Reproduce all of the data exactly.
— Begin Provided data —
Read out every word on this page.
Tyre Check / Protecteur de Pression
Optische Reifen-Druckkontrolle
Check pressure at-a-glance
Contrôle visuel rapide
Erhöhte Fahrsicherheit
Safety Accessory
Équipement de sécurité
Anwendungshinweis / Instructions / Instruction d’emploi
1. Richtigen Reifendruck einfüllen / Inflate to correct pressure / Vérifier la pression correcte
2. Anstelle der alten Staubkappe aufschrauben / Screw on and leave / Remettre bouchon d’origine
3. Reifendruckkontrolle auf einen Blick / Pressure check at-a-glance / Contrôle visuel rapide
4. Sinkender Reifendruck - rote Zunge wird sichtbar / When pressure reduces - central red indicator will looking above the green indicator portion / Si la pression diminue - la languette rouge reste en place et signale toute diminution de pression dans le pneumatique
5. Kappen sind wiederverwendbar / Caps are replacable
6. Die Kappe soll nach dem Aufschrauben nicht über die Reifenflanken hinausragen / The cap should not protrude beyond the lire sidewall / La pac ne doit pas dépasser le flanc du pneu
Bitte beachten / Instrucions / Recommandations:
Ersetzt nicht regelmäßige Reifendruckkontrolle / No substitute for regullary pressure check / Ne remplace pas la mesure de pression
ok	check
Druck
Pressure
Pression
— End Provided data —
**Solution to this exercise:**
Read out every word on this page.
Tyre Check / Protecteur de Pression
Optische Reifen-Druckkontrolle
Check pressure at-a-glance
Contrôle visuel rapide
Erhöhte Fahrsicherheit
Safety Accessory
Équipement de sécurité
Anwendungshinweis / Instructions / Instruction d’emploi
1. Richtigen Reifendruck einfüllen / Inflate to correct pressure / Vérifier la pression correcte
2. Anstelle der alten Staubkappe aufschrauben / Screw on and leave / Remettre bouchon d’origine
3. Reifendruckkontrolle auf einen Blick / Pressure check at-a-glance / Contrôle visuel rapide
4. Sinkender Reifendruck - rote Zunge wird sichtbar / When pressure reduces - central red indicator will looking above the green indicator portion / Si la pression diminue - la languette rouge reste en place et signale toute diminution de pression dans le pneumatique
5. Kappen sind wiederverwendbar / Caps are replacable
6. Die Kappe soll nach dem Aufschrauben nicht über die Reifenflanken hinausragen / The cap should not protrude beyond the lire sidewall / La pac ne doit pas dépasser le flanc du pneu
Bitte beachten / Instrucions / Recommandations:
Ersetzt nicht regelmäßige Reifendruckkontrolle / No substitute for regullary pressure check / Ne remplace pas la mesure de pression
ok	check
Druck
Pressure
Pression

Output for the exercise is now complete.